Written instruction: Give only the number of lines in the records that include the string "with".
— start Records provided —
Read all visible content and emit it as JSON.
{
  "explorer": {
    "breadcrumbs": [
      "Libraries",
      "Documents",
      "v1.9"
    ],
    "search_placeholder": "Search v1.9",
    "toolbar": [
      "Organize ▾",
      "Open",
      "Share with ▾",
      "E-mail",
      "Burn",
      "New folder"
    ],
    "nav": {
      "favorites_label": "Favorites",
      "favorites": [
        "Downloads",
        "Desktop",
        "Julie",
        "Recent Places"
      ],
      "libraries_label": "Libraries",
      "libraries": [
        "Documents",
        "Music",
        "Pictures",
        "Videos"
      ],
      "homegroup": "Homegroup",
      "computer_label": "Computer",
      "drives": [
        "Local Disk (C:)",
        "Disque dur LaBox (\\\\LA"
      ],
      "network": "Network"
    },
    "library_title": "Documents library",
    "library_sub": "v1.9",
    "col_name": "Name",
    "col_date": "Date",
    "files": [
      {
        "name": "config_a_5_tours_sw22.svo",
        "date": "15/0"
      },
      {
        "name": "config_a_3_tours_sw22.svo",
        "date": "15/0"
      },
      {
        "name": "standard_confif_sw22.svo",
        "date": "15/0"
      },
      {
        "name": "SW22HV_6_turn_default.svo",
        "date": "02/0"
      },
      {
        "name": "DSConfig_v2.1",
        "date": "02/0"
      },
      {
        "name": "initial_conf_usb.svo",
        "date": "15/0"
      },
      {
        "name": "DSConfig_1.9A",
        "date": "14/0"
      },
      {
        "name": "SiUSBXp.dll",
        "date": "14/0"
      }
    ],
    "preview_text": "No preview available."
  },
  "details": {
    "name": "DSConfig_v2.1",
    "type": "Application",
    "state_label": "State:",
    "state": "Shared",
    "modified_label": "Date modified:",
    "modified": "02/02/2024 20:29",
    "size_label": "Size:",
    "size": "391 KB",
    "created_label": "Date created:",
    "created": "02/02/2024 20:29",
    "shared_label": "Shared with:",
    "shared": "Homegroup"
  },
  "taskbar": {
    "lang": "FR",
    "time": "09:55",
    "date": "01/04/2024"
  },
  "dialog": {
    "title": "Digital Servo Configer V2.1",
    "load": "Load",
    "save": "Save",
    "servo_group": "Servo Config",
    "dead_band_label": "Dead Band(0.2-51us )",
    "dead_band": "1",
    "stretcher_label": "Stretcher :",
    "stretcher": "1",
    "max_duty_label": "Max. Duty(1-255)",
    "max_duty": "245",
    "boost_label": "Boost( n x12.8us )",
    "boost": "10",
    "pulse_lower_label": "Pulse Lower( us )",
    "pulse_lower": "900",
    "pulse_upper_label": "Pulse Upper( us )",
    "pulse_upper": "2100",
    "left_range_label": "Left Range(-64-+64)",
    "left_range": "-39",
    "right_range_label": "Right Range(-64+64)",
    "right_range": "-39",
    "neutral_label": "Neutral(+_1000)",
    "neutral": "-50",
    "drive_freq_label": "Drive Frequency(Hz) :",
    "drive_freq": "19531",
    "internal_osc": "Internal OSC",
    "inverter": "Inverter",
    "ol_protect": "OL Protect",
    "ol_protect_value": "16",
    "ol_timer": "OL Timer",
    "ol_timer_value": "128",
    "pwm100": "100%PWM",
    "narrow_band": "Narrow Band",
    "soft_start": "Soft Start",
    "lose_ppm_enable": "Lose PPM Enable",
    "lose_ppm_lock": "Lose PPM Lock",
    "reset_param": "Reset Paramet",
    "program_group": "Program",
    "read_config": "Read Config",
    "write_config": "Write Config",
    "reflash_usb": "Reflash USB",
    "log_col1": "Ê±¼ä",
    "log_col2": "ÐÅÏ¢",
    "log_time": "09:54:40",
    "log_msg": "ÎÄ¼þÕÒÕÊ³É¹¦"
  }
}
— end Records provided —
Exercise response: 2